-- Begin Supplied data --

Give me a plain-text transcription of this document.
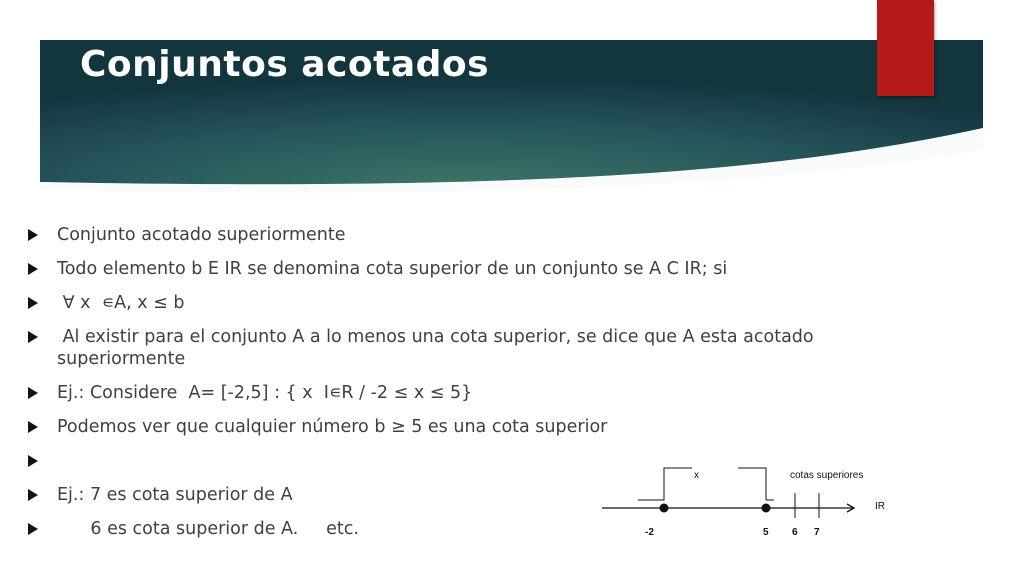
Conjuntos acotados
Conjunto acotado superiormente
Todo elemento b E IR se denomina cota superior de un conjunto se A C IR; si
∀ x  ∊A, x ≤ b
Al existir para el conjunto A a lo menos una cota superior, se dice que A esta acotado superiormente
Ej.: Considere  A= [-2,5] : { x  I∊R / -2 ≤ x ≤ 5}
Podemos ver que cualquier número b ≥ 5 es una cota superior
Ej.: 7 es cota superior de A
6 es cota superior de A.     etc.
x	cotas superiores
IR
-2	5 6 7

-- End Supplied data --
-- Begin Supplied data --

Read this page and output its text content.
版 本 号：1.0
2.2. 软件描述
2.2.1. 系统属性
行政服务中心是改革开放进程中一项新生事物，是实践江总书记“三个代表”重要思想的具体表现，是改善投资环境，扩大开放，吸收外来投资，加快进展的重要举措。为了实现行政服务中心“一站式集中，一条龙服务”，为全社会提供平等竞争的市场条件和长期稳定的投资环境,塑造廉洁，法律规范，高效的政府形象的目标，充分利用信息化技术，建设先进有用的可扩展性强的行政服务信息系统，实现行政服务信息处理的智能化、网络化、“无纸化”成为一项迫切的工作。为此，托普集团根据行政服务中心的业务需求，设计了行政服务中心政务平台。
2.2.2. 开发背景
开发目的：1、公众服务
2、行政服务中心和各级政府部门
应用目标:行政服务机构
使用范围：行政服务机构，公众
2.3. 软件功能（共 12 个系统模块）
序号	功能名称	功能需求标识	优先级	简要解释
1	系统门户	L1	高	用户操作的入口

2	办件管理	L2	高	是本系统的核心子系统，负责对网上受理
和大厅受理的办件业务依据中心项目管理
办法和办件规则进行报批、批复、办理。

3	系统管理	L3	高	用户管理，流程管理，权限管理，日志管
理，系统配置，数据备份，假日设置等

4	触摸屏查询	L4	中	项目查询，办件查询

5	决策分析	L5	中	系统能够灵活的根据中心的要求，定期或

-- End Supplied data --
-- Begin Supplied data --

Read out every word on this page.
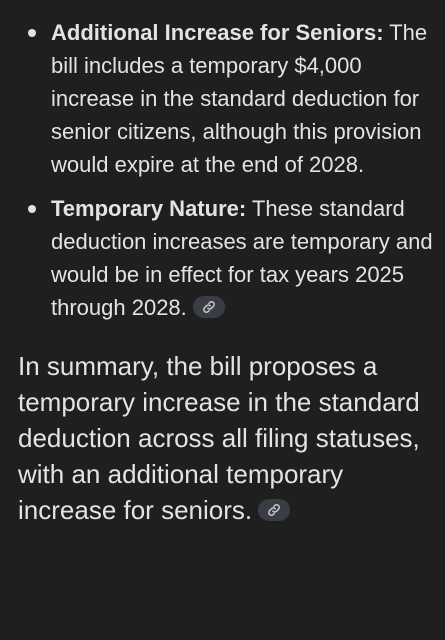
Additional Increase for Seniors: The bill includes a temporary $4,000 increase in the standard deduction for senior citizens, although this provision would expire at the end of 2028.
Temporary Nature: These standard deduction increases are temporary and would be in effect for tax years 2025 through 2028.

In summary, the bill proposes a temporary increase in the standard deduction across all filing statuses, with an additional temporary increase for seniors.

-- End Supplied data --

- **What is required**: Out of the material above, gather each line where "deduction" appears.

- **The output**:
Additional Increase for Seniors: The bill includes a temporary $4,000 increase in the standard deduction for senior citizens, although this provision would expire at the end of 2028.
Temporary Nature: These standard deduction increases are temporary and would be in effect for tax years 2025 through 2028.
In summary, the bill proposes a temporary increase in the standard deduction across all filing statuses, with an additional temporary increase for seniors.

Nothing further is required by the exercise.